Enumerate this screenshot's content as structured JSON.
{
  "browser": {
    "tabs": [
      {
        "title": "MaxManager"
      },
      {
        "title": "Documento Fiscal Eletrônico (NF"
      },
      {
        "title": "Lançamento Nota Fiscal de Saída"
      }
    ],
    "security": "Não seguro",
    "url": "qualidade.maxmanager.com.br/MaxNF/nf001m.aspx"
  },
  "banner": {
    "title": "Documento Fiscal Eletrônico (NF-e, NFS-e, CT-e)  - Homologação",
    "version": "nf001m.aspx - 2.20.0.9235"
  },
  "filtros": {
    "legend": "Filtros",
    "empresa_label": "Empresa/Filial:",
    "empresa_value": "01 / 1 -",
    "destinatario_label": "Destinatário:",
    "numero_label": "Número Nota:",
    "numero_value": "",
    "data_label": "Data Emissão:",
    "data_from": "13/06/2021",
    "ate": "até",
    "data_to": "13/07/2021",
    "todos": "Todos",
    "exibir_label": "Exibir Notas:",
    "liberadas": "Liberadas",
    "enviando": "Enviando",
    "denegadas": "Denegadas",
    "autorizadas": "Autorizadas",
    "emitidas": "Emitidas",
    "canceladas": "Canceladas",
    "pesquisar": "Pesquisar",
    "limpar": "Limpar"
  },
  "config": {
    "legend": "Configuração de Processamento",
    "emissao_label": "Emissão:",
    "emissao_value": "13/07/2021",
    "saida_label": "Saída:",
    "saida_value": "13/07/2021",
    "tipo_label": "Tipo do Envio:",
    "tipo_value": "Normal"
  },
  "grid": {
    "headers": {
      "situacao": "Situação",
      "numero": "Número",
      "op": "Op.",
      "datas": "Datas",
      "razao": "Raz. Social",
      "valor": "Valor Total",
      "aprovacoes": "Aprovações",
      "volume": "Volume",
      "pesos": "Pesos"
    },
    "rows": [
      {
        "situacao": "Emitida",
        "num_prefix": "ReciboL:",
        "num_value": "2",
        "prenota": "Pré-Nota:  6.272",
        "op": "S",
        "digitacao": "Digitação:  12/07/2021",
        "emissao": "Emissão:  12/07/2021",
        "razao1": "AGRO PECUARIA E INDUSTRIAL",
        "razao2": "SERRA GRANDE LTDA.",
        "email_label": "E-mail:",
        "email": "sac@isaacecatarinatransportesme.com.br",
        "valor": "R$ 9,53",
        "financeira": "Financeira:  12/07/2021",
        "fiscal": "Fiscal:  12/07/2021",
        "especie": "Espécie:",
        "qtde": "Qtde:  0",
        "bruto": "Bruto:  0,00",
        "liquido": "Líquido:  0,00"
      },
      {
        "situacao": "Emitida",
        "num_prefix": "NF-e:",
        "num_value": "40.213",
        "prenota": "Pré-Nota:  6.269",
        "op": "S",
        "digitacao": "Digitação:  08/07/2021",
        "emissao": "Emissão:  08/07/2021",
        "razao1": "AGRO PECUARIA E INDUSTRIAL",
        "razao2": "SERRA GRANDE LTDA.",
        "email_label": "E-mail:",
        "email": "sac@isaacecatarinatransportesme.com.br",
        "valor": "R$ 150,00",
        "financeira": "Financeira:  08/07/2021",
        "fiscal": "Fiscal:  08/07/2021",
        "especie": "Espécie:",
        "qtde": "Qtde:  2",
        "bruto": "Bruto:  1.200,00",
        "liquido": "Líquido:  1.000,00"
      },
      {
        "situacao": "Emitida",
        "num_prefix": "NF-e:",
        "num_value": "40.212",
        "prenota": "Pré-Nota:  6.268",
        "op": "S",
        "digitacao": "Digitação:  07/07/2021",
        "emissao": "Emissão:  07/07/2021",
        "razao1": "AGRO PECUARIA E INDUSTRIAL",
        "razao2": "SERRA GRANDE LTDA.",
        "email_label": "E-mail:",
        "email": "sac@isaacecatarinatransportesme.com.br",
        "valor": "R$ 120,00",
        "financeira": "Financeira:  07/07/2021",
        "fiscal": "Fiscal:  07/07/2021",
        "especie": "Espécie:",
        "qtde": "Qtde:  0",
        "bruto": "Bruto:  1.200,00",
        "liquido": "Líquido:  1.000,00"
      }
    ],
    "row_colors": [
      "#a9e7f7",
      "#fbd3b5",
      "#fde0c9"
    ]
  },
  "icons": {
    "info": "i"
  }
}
══════════
**TASK GOAL:**
From the entries above, copy every line where the word "prenota" shows up.

**FULL SOLUTION:**
        "prenota": "Pré-Nota:  6.272",
        "prenota": "Pré-Nota:  6.269",
        "prenota": "Pré-Nota:  6.268",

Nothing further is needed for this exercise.